**** Records for the task

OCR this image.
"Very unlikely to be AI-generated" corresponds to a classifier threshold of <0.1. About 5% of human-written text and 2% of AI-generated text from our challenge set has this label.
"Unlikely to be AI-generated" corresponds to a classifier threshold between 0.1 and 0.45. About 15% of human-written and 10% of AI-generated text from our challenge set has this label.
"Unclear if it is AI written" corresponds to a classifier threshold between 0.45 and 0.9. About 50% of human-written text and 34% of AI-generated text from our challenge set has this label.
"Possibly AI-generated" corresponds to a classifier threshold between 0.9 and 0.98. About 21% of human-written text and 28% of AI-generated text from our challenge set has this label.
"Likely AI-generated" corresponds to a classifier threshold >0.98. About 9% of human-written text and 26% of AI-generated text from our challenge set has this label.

********

• Task:
Extract each record, keeping it identical to the original.

• Solution for this exercise:
OCR this image.
"Very unlikely to be AI-generated" corresponds to a classifier threshold of <0.1. About 5% of human-written text and 2% of AI-generated text from our challenge set has this label.
"Unlikely to be AI-generated" corresponds to a classifier threshold between 0.1 and 0.45. About 15% of human-written and 10% of AI-generated text from our challenge set has this label.
"Unclear if it is AI written" corresponds to a classifier threshold between 0.45 and 0.9. About 50% of human-written text and 34% of AI-generated text from our challenge set has this label.
"Possibly AI-generated" corresponds to a classifier threshold between 0.9 and 0.98. About 21% of human-written text and 28% of AI-generated text from our challenge set has this label.
"Likely AI-generated" corresponds to a classifier threshold >0.98. About 9% of human-written text and 26% of AI-generated text from our challenge set has this label.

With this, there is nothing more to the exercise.